**PROBLEM REQUIREMENTS:**
Look through the records below and give the number of lines holding the string "Scene", nothing more.

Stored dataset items

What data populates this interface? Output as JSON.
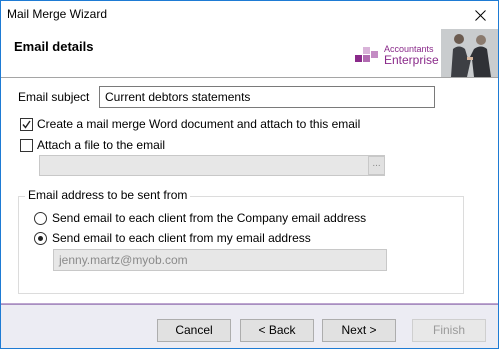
{
  "window": {
    "title": "Mail Merge Wizard"
  },
  "header": {
    "title": "Email details",
    "logo_line1": "Accountants",
    "logo_line2": "Enterprise"
  },
  "form": {
    "subject_label": "Email subject",
    "subject_value": "Current debtors statements",
    "create_doc_checkbox": {
      "label": "Create a mail merge Word document and attach to this email",
      "checked": true
    },
    "attach_file_checkbox": {
      "label": "Attach a file to the email",
      "checked": false
    },
    "attach_file_path": "",
    "browse_label": "...",
    "sender_group": {
      "legend": "Email address to be sent from",
      "option_company": {
        "label": "Send email to each client from the Company email address",
        "selected": false
      },
      "option_my": {
        "label": "Send email to each client from my email address",
        "selected": true
      },
      "my_email_value": "jenny.martz@myob.com"
    }
  },
  "footer": {
    "cancel": "Cancel",
    "back": "< Back",
    "next": "Next >",
    "finish": "Finish"
  },
  "colors": {
    "brand": "#8a2a8a",
    "window_border": "#1e7bd4",
    "footer_bg": "#ececf3"
  }
}
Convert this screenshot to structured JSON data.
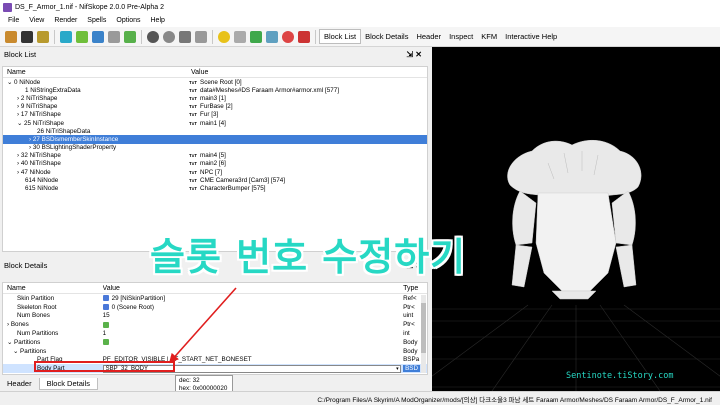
{
  "window": {
    "title": "DS_F_Armor_1.nif - NifSkope 2.0.0 Pre-Alpha 2"
  },
  "menu": [
    "File",
    "View",
    "Render",
    "Spells",
    "Options",
    "Help"
  ],
  "toolbar_tabs": [
    "Block List",
    "Block Details",
    "Header",
    "Inspect",
    "KFM",
    "Interactive Help"
  ],
  "block_list": {
    "title": "Block List",
    "columns": [
      "Name",
      "Value"
    ],
    "rows": [
      {
        "name": "0 NiNode",
        "value": "Scene Root [0]"
      },
      {
        "name": "1 NiStringExtraData",
        "value": "data#Meshes#DS Faraam Armor#armor.xml [577]"
      },
      {
        "name": "2 NiTriShape",
        "value": "main3 [1]"
      },
      {
        "name": "9 NiTriShape",
        "value": "FurBase [2]"
      },
      {
        "name": "17 NiTriShape",
        "value": "Fur [3]"
      },
      {
        "name": "25 NiTriShape",
        "value": "main1 [4]"
      },
      {
        "name": "26 NiTriShapeData",
        "value": ""
      },
      {
        "name": "27 BSDismemberSkinInstance",
        "value": ""
      },
      {
        "name": "30 BSLightingShaderProperty",
        "value": ""
      },
      {
        "name": "32 NiTriShape",
        "value": "main4 [5]"
      },
      {
        "name": "40 NiTriShape",
        "value": "main2 [6]"
      },
      {
        "name": "47 NiNode",
        "value": "NPC [7]"
      },
      {
        "name": "614 NiNode",
        "value": "CME Camera3rd [Cam3] [574]"
      },
      {
        "name": "615 NiNode",
        "value": "CharacterBumper [575]"
      }
    ]
  },
  "block_details": {
    "title": "Block Details",
    "columns": [
      "Name",
      "Value",
      "Type"
    ],
    "rows": [
      {
        "name": "Skin Partition",
        "value": "29 [NiSkinPartition]",
        "type": "Ref<"
      },
      {
        "name": "Skeleton Root",
        "value": "0 (Scene Root)",
        "type": "Ptr<"
      },
      {
        "name": "Num Bones",
        "value": "15",
        "type": "uint"
      },
      {
        "name": "Bones",
        "value": "",
        "type": "Ptr<"
      },
      {
        "name": "Num Partitions",
        "value": "1",
        "type": "int"
      },
      {
        "name": "Partitions",
        "value": "",
        "type": "Body"
      },
      {
        "name": "Partitions",
        "value": "",
        "type": "Body"
      },
      {
        "name": "Part Flag",
        "value": "PF_EDITOR_VISIBLE | PF_START_NET_BONESET",
        "type": "BSPa"
      },
      {
        "name": "Body Part",
        "value": "SBP_32_BODY",
        "type": "BSD"
      }
    ]
  },
  "bottom_tabs": [
    "Header",
    "Block Details"
  ],
  "tooltip": {
    "dec": "dec: 32",
    "hex": "hex: 0x00000020"
  },
  "status_path": "C:/Program Files/A Skyrim/A ModOrganizer/mods/[의상] 다크소울3 파남 세트 Faraam Armor/Meshes/DS Faraam Armor/DS_F_Armor_1.nif",
  "caption": "슬롯 번호 수정하기",
  "watermark": "Sentinote.tiStory.com",
  "labels": {
    "txt": "TxT",
    "pin": "⇲ ✕"
  },
  "colors": {
    "caption": "#27d8c4",
    "selection": "#3f7ed8",
    "highlight_box": "#e01e1e"
  }
}
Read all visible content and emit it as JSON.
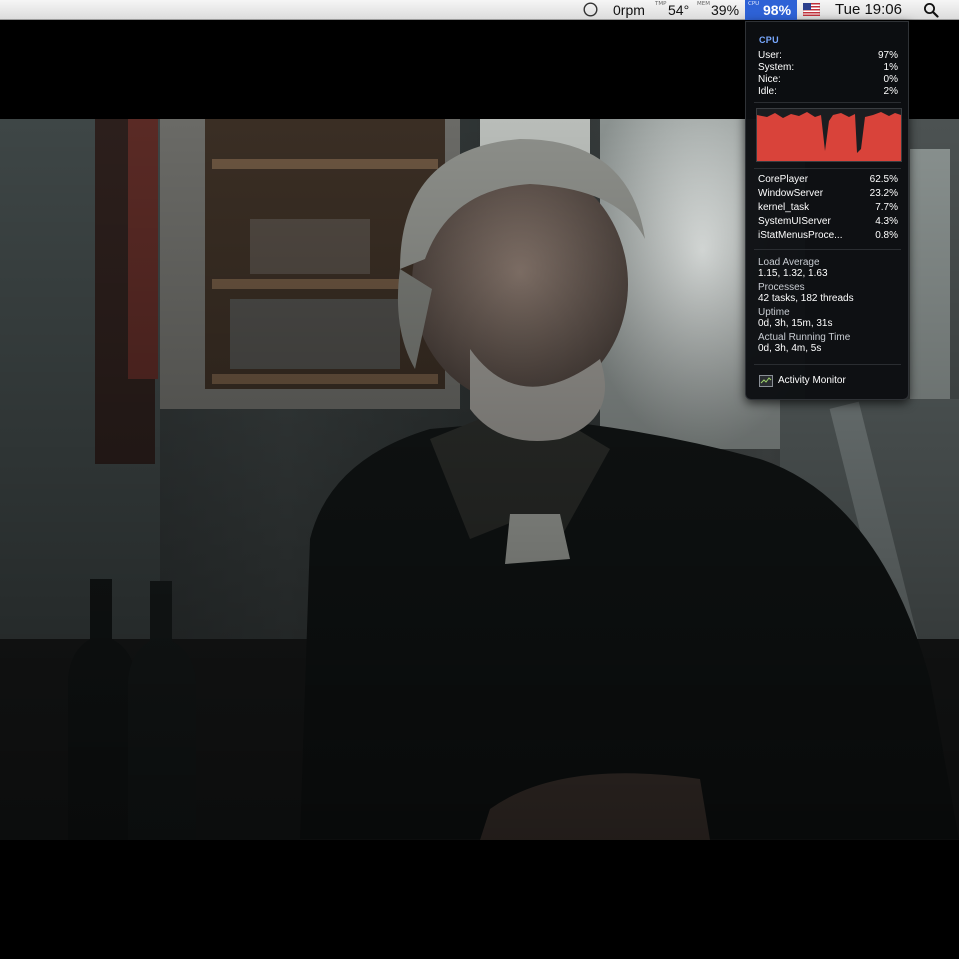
{
  "menubar": {
    "fan_rpm": "0rpm",
    "temp_tag": "TMP",
    "temp_value": "54°",
    "mem_tag": "MEM",
    "mem_value": "39%",
    "cpu_tag": "CPU",
    "cpu_value": "98%",
    "clock": "Tue 19:06"
  },
  "cpu_popup": {
    "header": "CPU",
    "usage": [
      {
        "label": "User:",
        "value": "97%"
      },
      {
        "label": "System:",
        "value": "1%"
      },
      {
        "label": "Nice:",
        "value": "0%"
      },
      {
        "label": "Idle:",
        "value": "2%"
      }
    ],
    "processes": [
      {
        "name": "CorePlayer",
        "value": "62.5%"
      },
      {
        "name": "WindowServer",
        "value": "23.2%"
      },
      {
        "name": "kernel_task",
        "value": "7.7%"
      },
      {
        "name": "SystemUIServer",
        "value": "4.3%"
      },
      {
        "name": "iStatMenusProce...",
        "value": "0.8%"
      }
    ],
    "load_average_label": "Load Average",
    "load_average_value": "1.15, 1.32, 1.63",
    "processes_label": "Processes",
    "processes_value": "42 tasks, 182 threads",
    "uptime_label": "Uptime",
    "uptime_value": "0d, 3h, 15m, 31s",
    "running_time_label": "Actual Running Time",
    "running_time_value": "0d, 3h, 4m, 5s",
    "activity_monitor_label": "Activity Monitor",
    "graph_color": "#d9433a"
  },
  "colors": {
    "accent": "#2e62d6",
    "header_blue": "#78a8ff"
  }
}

**ANSWER TO THE PROBLEM:**
2